◆ **EXERCISE INPUT**:

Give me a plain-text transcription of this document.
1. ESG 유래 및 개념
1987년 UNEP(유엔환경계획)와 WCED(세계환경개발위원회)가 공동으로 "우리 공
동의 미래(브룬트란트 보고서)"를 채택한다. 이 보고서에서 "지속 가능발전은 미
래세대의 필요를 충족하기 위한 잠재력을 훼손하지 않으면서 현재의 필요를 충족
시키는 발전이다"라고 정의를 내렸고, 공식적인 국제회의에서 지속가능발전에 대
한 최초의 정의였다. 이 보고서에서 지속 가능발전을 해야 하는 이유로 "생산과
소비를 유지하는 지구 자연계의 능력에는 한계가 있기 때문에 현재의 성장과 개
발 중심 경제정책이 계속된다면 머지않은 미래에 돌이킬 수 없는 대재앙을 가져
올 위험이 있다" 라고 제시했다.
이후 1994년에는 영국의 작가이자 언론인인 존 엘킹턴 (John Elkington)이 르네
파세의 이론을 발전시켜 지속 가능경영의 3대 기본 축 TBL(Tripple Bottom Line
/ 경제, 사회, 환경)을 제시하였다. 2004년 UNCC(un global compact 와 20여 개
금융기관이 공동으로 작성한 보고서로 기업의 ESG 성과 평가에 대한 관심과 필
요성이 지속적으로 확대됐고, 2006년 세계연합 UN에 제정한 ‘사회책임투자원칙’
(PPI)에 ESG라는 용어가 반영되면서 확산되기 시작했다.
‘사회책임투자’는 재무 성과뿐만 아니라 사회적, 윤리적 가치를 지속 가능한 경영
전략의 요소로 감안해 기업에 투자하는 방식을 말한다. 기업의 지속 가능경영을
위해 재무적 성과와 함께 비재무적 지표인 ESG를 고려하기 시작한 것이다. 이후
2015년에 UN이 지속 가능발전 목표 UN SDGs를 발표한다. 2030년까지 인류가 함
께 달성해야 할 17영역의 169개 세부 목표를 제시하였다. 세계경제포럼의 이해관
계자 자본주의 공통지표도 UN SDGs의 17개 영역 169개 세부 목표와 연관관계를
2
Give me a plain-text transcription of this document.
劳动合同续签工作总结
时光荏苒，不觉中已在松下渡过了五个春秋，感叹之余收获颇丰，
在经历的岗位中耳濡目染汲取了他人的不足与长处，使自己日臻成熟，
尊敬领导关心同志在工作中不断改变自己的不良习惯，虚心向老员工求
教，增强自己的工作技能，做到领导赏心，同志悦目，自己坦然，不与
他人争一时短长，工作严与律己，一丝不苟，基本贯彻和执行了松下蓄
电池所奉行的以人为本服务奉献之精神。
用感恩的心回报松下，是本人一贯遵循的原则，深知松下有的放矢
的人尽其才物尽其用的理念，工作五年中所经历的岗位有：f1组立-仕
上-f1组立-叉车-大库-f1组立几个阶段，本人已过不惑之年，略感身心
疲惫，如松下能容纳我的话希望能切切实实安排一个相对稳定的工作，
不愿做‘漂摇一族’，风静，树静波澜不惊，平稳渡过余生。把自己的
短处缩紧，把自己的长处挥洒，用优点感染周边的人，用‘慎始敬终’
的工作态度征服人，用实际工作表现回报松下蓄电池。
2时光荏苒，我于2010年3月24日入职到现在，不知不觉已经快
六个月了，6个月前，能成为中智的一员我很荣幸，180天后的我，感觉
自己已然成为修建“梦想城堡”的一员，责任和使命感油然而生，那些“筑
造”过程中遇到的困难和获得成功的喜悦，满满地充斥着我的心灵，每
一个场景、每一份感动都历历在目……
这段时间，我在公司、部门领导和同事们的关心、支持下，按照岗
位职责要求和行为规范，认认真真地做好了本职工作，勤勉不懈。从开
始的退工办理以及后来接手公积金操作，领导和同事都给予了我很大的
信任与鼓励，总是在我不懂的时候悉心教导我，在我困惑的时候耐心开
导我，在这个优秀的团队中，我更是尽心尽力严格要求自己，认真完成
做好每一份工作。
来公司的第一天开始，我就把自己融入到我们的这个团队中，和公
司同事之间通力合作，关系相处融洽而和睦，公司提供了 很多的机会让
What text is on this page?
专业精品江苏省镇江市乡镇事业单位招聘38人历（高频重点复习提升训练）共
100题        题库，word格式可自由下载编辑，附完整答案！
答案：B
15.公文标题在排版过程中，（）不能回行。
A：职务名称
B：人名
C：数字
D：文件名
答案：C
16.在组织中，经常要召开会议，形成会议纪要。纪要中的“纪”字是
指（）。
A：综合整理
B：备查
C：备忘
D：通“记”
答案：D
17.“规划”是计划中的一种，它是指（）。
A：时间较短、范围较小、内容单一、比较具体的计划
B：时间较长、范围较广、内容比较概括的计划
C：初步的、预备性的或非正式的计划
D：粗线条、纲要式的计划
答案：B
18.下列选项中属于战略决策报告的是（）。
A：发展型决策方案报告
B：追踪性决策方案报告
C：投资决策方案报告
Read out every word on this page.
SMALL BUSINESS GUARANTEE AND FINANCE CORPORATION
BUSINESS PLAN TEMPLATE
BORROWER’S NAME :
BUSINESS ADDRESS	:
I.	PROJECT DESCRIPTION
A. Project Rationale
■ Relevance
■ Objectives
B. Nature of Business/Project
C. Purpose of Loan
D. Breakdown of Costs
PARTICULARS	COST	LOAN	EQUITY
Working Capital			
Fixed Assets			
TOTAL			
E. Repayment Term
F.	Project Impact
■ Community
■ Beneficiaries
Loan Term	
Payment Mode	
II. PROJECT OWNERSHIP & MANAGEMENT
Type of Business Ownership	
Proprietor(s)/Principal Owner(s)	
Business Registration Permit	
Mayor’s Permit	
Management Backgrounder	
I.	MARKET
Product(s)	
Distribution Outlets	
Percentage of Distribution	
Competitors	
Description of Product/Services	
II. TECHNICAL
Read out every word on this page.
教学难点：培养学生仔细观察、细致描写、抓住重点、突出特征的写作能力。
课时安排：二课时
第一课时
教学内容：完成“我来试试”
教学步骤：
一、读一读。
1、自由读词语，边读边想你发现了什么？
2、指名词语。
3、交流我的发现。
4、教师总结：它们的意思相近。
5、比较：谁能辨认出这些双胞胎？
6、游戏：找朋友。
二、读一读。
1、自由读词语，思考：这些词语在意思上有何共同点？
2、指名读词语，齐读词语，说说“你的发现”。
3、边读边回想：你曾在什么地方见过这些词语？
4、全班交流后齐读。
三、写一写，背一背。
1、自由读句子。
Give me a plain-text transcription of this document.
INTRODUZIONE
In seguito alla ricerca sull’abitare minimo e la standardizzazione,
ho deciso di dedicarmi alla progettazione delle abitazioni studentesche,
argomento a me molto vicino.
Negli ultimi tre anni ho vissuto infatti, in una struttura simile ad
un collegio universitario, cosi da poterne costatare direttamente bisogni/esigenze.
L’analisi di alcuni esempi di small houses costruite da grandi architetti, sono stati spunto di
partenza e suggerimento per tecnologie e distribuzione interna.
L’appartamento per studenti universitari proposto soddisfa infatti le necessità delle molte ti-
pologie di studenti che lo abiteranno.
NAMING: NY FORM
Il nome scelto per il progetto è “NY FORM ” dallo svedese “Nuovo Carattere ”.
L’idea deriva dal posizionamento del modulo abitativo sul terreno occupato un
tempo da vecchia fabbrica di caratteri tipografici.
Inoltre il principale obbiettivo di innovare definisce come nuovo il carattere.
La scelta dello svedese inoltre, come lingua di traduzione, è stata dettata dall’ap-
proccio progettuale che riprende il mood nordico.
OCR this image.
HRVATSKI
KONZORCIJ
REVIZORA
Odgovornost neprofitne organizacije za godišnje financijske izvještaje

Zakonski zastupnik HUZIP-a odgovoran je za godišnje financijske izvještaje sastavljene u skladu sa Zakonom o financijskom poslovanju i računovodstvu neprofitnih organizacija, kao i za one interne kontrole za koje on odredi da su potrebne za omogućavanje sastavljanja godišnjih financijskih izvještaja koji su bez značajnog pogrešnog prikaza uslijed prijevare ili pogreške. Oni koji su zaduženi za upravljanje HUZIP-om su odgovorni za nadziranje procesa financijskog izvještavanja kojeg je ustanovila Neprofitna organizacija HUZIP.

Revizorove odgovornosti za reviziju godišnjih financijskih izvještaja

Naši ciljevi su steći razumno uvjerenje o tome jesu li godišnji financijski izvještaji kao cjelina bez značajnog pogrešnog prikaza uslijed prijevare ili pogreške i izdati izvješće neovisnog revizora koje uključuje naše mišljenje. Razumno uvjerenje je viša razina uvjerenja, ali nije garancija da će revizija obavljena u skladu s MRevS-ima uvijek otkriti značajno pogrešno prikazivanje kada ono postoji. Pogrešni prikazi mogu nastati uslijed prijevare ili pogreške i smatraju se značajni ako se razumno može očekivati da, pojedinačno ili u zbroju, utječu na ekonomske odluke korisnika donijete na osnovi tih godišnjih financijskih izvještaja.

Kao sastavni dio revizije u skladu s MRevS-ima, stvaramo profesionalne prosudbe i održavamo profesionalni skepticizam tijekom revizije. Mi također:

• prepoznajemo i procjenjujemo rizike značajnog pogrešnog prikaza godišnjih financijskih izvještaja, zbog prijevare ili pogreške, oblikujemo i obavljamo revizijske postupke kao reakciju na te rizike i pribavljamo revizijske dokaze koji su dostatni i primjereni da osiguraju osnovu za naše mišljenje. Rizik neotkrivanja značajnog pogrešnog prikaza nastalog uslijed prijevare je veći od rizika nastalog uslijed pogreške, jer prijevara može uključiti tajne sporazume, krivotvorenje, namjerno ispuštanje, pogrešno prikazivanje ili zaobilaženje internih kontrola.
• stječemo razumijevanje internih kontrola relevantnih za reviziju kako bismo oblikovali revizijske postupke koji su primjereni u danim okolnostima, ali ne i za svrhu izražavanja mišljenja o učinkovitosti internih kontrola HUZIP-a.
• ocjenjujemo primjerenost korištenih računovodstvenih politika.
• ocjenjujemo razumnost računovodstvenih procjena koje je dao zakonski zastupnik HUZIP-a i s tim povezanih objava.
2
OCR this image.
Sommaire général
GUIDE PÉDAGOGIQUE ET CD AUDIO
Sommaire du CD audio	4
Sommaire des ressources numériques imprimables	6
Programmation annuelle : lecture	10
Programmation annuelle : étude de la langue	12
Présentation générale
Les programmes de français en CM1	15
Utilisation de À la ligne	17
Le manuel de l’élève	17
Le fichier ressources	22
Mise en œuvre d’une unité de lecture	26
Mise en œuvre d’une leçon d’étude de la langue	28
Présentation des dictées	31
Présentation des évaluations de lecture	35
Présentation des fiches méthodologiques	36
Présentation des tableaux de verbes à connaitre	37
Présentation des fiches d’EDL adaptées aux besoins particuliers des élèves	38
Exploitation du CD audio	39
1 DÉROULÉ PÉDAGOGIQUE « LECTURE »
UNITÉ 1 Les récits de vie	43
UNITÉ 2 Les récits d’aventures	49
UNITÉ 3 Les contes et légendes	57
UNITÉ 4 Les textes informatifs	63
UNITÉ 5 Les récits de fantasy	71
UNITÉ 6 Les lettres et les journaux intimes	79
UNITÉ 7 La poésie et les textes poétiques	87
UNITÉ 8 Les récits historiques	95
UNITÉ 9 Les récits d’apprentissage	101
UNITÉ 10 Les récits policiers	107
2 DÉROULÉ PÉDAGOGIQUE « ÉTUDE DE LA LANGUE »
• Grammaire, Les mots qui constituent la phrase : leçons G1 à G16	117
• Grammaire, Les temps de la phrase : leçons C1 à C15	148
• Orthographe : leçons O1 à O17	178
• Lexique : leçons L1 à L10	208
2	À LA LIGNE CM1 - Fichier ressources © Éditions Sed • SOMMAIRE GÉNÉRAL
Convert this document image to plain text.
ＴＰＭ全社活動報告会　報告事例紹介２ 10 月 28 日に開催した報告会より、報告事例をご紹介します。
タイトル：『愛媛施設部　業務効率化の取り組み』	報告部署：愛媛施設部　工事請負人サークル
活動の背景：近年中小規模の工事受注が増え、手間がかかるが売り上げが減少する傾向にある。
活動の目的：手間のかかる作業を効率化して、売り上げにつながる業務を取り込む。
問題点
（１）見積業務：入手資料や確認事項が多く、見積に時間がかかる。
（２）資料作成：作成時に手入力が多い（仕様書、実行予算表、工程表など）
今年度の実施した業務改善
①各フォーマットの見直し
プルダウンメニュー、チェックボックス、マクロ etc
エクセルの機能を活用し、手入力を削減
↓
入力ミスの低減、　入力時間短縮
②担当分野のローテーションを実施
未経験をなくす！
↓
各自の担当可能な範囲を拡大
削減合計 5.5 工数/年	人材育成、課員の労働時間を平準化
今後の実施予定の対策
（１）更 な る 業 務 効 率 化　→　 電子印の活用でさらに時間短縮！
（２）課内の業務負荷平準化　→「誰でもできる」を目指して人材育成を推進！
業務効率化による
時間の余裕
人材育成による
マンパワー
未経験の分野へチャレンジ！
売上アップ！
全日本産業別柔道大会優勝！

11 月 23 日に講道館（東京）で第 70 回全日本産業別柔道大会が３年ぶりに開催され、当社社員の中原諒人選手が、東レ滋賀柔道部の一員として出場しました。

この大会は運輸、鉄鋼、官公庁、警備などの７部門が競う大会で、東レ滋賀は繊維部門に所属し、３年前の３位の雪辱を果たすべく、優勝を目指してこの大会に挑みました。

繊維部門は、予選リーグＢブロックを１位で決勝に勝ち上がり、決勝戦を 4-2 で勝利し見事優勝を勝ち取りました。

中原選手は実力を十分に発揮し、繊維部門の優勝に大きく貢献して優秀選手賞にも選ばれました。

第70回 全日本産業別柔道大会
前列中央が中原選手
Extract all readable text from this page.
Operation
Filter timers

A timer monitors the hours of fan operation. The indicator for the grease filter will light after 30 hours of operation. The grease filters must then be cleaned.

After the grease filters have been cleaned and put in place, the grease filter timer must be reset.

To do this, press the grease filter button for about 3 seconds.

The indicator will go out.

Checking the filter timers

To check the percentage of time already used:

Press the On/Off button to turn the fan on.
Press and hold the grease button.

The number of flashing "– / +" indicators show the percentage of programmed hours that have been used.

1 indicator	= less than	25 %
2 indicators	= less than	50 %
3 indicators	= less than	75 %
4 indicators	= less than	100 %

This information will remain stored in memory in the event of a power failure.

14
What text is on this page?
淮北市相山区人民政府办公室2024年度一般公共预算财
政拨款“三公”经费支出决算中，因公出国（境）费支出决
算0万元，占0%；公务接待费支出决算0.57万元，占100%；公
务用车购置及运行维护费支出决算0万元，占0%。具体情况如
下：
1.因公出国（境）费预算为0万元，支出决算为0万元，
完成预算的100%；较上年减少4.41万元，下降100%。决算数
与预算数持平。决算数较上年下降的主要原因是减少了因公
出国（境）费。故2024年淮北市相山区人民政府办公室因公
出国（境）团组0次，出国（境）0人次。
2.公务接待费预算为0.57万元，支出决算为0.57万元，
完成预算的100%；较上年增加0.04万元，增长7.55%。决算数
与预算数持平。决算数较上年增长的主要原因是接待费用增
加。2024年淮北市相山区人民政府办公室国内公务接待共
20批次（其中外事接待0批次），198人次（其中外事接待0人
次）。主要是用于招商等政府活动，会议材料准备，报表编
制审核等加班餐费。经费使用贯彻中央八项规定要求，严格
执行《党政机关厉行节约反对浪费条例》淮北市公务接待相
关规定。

◆ **STATED PROBLEM**:
Find how many lines in the material hold the word "alla" and state that number alone.

◆ **EXPECTED ANSWER**:
2